• What you have to do:
From the listing below, pull out every line where the string "other" appears.

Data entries
⁂
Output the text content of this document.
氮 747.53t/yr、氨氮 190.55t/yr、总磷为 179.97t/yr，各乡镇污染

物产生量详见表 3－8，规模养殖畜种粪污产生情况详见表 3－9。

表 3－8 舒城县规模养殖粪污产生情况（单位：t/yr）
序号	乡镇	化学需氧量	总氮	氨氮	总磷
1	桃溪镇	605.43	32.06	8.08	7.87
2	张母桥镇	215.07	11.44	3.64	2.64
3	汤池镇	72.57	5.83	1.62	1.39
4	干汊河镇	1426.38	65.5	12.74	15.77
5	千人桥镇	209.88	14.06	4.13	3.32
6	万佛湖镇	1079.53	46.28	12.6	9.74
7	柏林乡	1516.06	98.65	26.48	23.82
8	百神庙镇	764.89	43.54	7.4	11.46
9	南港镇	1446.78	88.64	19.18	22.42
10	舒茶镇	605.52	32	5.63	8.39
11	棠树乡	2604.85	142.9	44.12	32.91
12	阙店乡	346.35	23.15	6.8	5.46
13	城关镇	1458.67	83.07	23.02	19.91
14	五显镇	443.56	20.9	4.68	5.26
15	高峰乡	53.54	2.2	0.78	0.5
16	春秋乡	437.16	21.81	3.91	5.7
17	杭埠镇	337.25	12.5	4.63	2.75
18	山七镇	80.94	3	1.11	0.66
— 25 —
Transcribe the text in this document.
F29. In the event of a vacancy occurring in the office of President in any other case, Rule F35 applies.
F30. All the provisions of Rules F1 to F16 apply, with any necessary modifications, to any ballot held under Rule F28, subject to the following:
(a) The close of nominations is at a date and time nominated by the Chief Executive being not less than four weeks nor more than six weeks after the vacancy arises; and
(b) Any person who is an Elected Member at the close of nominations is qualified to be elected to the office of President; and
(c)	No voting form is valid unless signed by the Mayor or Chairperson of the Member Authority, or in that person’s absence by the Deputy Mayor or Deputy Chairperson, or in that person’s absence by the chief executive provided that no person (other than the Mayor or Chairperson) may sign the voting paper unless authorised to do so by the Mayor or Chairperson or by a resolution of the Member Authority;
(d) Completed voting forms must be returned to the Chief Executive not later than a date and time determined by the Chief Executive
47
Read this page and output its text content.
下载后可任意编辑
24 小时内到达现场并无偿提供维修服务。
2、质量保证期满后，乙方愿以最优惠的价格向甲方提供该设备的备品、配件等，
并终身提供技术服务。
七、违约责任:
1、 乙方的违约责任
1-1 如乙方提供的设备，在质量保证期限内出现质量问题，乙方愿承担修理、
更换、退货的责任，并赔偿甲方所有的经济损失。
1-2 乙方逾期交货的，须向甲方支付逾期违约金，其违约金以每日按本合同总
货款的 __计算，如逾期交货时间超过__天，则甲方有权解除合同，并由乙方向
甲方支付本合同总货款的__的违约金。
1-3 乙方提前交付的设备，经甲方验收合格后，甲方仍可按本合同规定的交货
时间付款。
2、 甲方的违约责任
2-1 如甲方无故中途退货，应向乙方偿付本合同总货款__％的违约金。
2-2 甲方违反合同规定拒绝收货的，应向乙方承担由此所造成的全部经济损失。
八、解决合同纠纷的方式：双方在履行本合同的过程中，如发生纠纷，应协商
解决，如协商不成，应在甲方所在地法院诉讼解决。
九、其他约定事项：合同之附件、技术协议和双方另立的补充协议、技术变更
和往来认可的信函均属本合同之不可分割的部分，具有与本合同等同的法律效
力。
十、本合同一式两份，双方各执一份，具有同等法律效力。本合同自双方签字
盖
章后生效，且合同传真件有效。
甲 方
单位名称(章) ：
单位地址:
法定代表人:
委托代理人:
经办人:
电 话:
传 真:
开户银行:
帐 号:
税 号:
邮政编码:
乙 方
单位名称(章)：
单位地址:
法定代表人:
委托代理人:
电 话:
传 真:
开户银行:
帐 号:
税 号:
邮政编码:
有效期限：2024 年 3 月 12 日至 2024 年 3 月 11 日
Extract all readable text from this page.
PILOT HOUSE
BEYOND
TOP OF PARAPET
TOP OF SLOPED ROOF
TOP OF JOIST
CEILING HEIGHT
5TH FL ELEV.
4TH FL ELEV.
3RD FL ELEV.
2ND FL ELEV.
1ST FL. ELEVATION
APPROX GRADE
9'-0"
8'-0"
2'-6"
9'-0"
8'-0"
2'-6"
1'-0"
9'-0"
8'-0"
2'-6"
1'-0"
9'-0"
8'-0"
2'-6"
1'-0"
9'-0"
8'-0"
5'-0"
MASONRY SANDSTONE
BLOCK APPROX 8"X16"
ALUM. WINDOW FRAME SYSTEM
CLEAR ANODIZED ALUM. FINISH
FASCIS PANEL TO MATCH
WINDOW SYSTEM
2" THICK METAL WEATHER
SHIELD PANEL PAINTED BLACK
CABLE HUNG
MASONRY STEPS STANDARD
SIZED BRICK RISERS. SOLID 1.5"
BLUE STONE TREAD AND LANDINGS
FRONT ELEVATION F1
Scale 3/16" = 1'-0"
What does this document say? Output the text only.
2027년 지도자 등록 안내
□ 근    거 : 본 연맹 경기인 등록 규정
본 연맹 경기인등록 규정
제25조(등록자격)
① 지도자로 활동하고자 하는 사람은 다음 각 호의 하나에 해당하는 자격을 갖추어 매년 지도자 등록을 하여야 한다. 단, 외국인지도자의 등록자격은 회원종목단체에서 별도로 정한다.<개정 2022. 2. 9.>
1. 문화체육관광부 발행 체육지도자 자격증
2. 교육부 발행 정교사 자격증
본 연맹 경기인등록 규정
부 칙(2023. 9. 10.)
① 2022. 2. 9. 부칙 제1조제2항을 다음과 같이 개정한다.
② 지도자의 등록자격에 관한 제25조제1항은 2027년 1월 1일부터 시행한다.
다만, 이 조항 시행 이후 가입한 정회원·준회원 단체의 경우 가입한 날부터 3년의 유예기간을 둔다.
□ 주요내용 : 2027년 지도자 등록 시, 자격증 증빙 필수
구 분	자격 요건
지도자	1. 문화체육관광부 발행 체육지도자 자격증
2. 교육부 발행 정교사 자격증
⁂
• Result of this exercise:
F29. In the event of a vacancy occurring in the office of President in any other case, Rule F35 applies.
(c)	No voting form is valid unless signed by the Mayor or Chairperson of the Member Authority, or in that person’s absence by the Deputy Mayor or Deputy Chairperson, or in that person’s absence by the chief executive provided that no person (other than the Mayor or Chairperson) may sign the voting paper unless authorised to do so by the Mayor or Chairperson or by a resolution of the Member Authority;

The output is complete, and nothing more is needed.